— START OF TASK DATA —

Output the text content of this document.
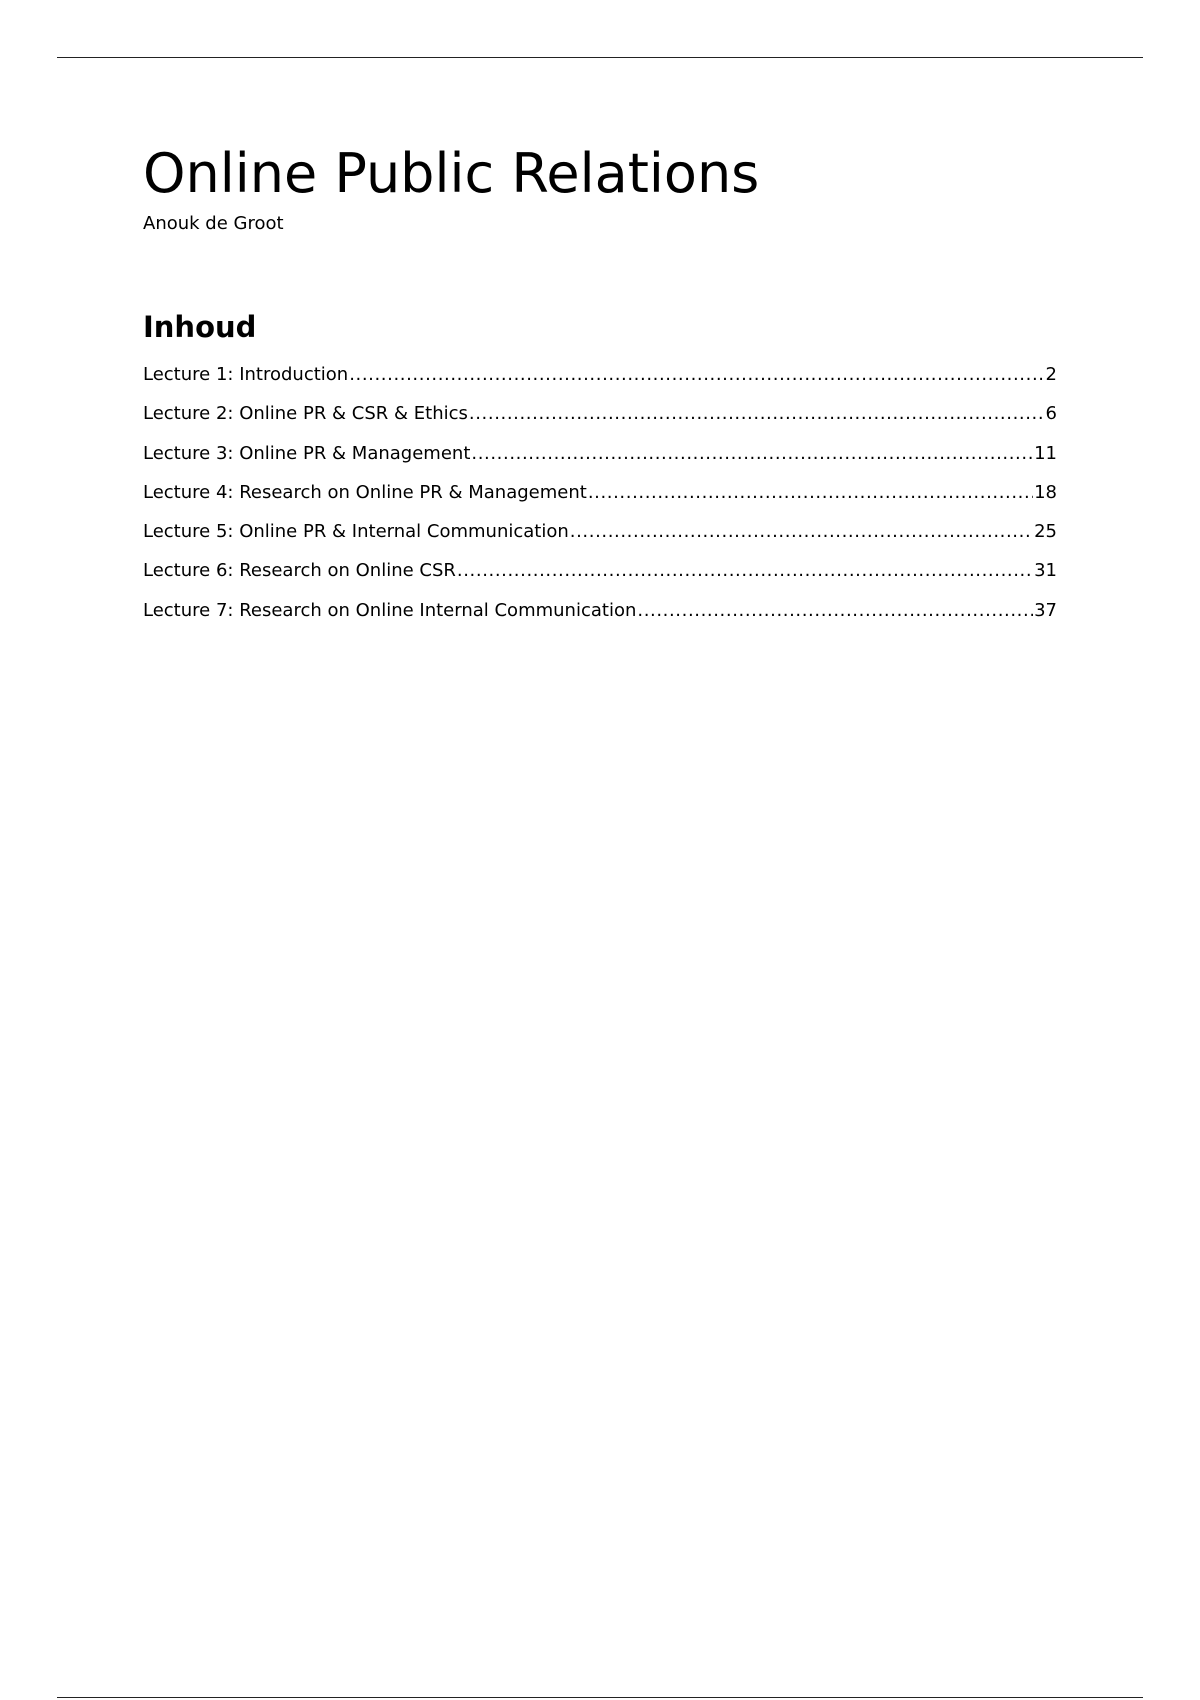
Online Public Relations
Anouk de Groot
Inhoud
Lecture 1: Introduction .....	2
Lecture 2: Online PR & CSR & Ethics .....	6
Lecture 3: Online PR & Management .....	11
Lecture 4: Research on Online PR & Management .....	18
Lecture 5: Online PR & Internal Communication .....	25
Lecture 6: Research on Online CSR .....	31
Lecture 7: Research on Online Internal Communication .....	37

— END OF TASK DATA —
— START OF TASK DATA —

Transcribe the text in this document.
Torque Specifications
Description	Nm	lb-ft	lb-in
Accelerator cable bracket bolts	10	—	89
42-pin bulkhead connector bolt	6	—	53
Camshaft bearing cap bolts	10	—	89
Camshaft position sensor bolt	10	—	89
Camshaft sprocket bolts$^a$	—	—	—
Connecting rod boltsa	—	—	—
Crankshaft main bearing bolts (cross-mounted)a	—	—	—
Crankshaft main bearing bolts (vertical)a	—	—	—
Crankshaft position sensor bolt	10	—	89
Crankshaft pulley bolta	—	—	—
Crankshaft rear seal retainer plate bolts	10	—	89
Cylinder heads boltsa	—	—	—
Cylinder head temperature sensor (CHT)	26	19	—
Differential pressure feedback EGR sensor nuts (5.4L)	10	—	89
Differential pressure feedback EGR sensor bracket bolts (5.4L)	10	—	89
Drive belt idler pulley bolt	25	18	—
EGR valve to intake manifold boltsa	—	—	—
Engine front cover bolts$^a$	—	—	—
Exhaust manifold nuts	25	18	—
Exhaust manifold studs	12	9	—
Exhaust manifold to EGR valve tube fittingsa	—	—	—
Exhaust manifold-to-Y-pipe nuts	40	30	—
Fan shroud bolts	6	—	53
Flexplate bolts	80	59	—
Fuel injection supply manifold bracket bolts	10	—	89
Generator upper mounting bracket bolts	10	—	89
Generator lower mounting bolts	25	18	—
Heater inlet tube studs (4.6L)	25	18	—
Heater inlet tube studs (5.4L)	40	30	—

— END OF TASK DATA —

Go over the records above and tally each line that includes "nuts". Give the total by itself.

3